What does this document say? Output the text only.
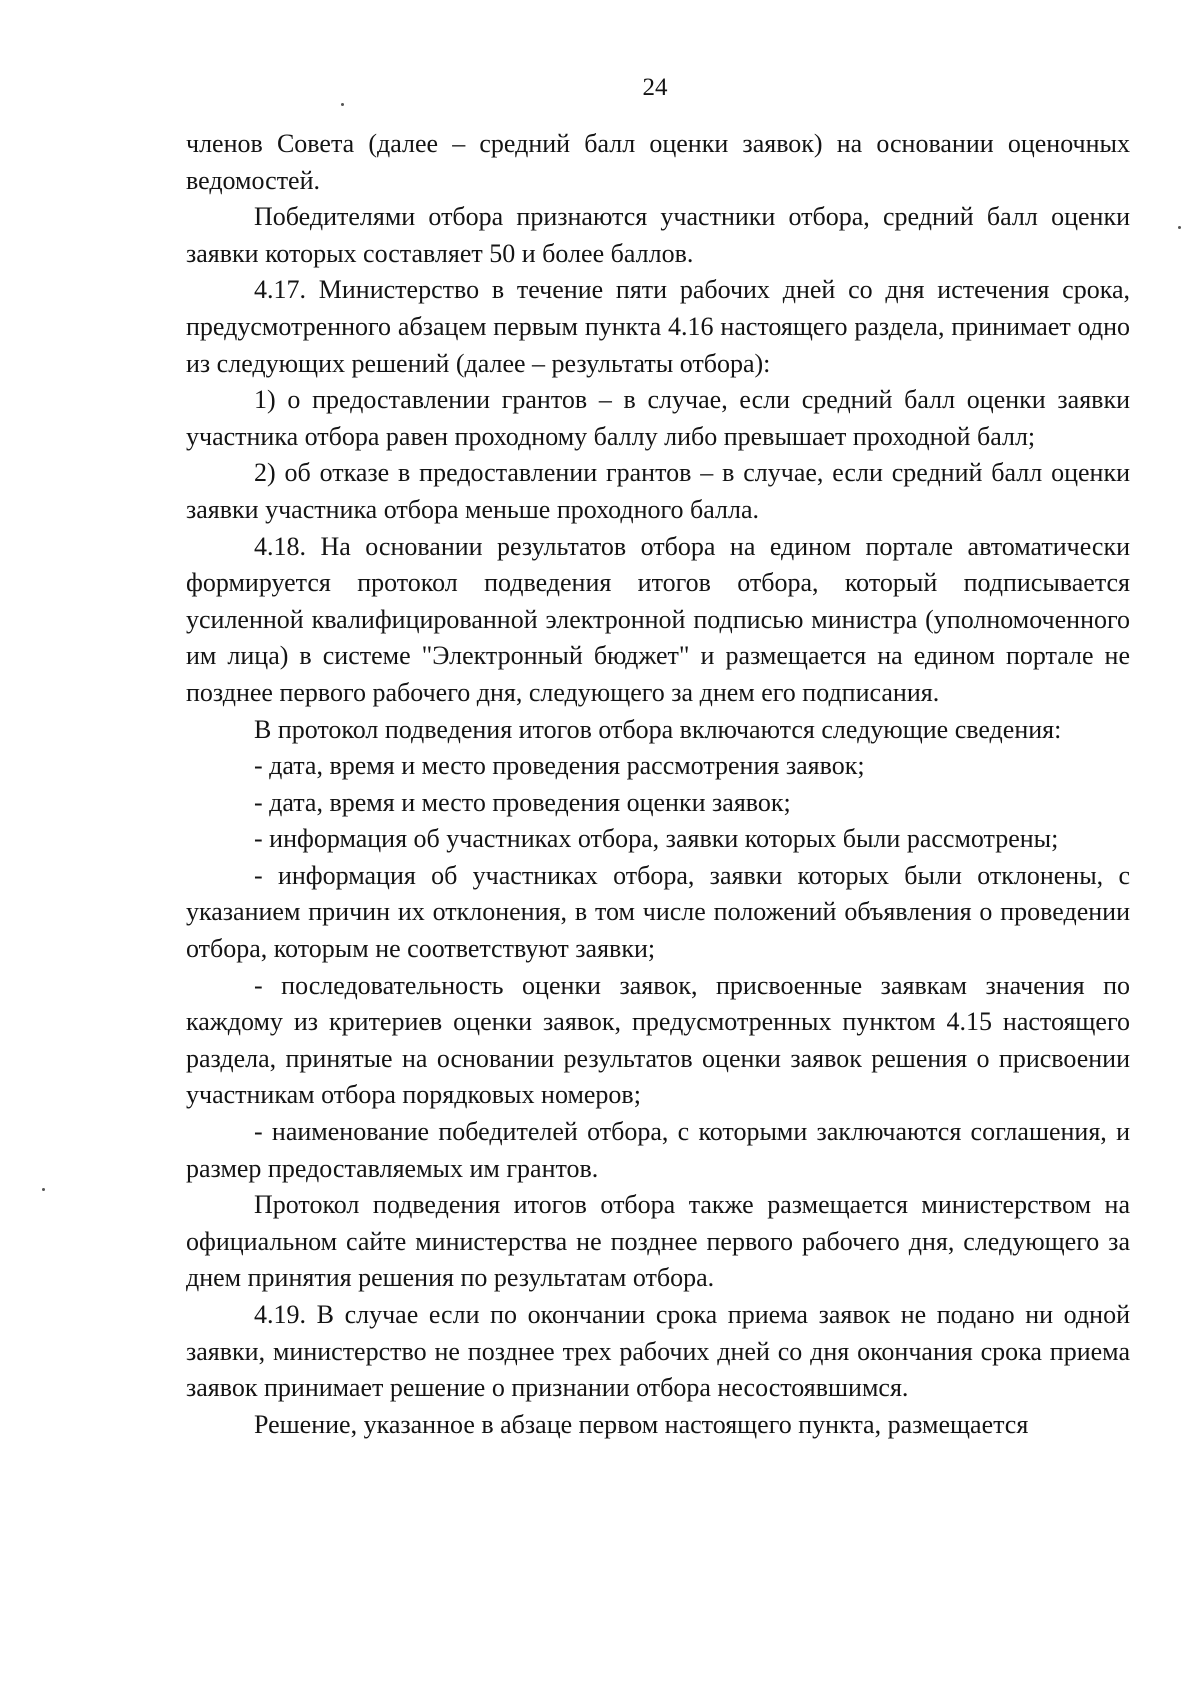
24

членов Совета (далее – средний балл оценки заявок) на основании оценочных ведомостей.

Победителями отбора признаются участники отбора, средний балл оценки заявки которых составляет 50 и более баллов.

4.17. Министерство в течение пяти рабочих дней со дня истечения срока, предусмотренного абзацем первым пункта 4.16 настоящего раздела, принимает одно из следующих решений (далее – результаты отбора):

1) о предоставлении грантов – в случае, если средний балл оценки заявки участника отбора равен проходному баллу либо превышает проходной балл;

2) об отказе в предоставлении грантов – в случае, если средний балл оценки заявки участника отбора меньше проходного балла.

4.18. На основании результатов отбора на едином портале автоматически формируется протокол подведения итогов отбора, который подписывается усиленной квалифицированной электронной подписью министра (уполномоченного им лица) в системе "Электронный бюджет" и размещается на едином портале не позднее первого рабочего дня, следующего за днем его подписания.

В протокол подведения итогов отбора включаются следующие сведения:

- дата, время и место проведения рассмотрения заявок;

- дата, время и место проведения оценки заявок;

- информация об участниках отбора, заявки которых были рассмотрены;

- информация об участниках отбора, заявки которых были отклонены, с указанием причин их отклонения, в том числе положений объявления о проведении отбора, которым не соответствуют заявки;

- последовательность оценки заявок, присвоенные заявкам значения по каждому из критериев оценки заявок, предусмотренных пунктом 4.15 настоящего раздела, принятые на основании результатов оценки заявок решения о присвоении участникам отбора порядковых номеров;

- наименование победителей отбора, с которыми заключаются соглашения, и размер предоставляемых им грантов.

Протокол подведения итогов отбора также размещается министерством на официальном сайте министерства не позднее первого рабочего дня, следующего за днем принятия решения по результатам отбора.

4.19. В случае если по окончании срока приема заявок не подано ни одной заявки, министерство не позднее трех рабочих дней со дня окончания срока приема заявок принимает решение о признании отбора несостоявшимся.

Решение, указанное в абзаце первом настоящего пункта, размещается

_To be done_
Write out the entries again, exactly as given, skipping any images.

_Response_
What does this document say? Output the text only.
24

членов Совета (далее – средний балл оценки заявок) на основании оценочных ведомостей.

Победителями отбора признаются участники отбора, средний балл оценки заявки которых составляет 50 и более баллов.

4.17. Министерство в течение пяти рабочих дней со дня истечения срока, предусмотренного абзацем первым пункта 4.16 настоящего раздела, принимает одно из следующих решений (далее – результаты отбора):

1) о предоставлении грантов – в случае, если средний балл оценки заявки участника отбора равен проходному баллу либо превышает проходной балл;

2) об отказе в предоставлении грантов – в случае, если средний балл оценки заявки участника отбора меньше проходного балла.

4.18. На основании результатов отбора на едином портале автоматически формируется протокол подведения итогов отбора, который подписывается усиленной квалифицированной электронной подписью министра (уполномоченного им лица) в системе "Электронный бюджет" и размещается на едином портале не позднее первого рабочего дня, следующего за днем его подписания.

В протокол подведения итогов отбора включаются следующие сведения:

- дата, время и место проведения рассмотрения заявок;

- дата, время и место проведения оценки заявок;

- информация об участниках отбора, заявки которых были рассмотрены;

- информация об участниках отбора, заявки которых были отклонены, с указанием причин их отклонения, в том числе положений объявления о проведении отбора, которым не соответствуют заявки;

- последовательность оценки заявок, присвоенные заявкам значения по каждому из критериев оценки заявок, предусмотренных пунктом 4.15 настоящего раздела, принятые на основании результатов оценки заявок решения о присвоении участникам отбора порядковых номеров;

- наименование победителей отбора, с которыми заключаются соглашения, и размер предоставляемых им грантов.

Протокол подведения итогов отбора также размещается министерством на официальном сайте министерства не позднее первого рабочего дня, следующего за днем принятия решения по результатам отбора.

4.19. В случае если по окончании срока приема заявок не подано ни одной заявки, министерство не позднее трех рабочих дней со дня окончания срока приема заявок принимает решение о признании отбора несостоявшимся.

Решение, указанное в абзаце первом настоящего пункта, размещается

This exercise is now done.